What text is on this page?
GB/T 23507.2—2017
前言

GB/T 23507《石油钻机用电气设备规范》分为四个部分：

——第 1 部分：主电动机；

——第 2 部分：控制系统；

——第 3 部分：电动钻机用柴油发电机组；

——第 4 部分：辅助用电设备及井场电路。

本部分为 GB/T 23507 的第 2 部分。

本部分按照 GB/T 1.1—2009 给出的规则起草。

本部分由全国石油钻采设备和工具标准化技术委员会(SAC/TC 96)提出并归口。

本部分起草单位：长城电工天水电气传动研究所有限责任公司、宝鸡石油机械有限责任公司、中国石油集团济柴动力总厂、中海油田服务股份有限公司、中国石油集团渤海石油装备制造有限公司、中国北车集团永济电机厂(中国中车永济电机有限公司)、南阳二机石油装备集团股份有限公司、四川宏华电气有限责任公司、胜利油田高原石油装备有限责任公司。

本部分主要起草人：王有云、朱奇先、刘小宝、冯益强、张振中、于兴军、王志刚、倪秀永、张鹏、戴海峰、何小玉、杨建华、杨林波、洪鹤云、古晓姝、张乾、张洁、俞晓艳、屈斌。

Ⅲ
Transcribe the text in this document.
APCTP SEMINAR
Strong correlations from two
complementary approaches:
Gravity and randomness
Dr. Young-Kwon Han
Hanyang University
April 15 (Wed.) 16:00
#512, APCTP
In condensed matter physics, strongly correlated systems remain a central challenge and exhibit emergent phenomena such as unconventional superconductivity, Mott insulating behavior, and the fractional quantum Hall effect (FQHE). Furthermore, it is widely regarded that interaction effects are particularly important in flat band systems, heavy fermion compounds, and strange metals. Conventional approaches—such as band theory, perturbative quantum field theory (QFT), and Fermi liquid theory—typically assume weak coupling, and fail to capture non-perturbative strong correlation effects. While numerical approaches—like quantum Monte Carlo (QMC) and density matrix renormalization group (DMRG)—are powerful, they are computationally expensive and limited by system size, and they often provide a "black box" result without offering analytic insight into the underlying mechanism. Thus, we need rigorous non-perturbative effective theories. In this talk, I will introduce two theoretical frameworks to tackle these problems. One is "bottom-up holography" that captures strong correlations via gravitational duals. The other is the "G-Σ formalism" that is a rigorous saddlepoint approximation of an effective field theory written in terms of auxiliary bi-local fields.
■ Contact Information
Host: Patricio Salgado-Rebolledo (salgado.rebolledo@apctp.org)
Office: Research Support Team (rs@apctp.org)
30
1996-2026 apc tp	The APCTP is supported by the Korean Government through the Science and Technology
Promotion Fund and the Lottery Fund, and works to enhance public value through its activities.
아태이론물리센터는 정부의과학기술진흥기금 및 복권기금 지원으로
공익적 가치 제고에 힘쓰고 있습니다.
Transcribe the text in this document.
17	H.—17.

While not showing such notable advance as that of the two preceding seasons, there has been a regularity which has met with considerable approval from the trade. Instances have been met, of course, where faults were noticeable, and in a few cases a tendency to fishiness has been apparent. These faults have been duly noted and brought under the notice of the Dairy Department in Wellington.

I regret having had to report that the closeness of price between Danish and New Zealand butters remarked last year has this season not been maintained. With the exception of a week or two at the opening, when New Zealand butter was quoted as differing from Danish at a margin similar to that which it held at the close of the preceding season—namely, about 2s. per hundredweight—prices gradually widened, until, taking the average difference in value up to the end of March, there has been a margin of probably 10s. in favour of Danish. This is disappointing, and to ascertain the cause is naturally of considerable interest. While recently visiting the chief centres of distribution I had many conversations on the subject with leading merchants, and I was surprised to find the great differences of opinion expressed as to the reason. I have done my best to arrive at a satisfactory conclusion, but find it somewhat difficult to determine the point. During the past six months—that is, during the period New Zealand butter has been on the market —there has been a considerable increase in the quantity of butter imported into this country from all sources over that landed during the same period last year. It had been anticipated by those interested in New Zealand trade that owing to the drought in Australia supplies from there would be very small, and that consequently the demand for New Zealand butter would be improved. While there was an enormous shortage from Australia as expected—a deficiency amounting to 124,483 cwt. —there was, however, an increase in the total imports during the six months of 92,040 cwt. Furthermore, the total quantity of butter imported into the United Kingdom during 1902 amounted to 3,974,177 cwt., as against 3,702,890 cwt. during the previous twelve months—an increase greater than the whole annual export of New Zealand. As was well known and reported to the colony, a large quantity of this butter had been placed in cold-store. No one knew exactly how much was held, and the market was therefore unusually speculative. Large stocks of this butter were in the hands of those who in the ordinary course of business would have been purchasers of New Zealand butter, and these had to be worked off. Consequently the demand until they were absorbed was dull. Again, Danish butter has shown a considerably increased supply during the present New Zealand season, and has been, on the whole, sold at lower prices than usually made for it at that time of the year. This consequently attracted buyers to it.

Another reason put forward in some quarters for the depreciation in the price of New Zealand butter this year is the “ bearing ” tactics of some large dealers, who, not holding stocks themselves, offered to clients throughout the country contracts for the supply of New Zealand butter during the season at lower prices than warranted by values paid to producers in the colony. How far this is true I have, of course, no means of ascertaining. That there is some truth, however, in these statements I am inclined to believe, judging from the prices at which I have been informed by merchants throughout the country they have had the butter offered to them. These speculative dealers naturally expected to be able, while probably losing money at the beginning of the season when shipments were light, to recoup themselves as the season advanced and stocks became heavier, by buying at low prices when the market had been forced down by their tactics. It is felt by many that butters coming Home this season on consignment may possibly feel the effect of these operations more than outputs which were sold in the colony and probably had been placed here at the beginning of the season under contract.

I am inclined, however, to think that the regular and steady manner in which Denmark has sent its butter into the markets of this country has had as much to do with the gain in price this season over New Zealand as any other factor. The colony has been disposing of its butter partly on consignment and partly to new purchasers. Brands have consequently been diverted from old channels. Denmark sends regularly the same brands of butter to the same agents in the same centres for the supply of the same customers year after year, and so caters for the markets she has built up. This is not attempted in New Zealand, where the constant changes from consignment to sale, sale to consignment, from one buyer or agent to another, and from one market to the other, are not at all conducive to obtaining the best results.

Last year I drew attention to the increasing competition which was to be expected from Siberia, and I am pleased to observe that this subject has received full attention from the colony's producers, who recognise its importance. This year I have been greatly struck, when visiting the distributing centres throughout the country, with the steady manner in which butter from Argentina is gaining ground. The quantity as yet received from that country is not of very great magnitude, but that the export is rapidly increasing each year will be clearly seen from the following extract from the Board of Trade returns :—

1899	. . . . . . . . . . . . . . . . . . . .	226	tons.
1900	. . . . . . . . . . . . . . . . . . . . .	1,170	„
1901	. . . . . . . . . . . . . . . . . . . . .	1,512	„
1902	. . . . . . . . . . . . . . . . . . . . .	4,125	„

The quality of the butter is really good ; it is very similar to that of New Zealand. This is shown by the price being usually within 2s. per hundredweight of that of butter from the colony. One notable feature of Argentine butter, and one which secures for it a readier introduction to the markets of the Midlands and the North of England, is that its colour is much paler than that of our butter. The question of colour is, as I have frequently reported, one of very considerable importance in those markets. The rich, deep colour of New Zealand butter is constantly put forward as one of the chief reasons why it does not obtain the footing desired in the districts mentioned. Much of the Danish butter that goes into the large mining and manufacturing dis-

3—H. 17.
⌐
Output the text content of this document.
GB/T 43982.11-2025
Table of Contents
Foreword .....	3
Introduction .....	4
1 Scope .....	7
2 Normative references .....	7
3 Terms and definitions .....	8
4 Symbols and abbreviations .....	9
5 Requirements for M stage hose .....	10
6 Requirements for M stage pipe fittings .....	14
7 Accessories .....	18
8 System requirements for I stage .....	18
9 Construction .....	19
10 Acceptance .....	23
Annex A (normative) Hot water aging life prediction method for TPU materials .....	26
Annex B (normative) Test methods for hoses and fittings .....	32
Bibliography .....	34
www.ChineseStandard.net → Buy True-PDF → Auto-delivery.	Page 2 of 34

▶ _Requirements_:
Look through the entries above and report the number of lines that contain "text". Write only the number.

▶ _Response to the exercise_:
4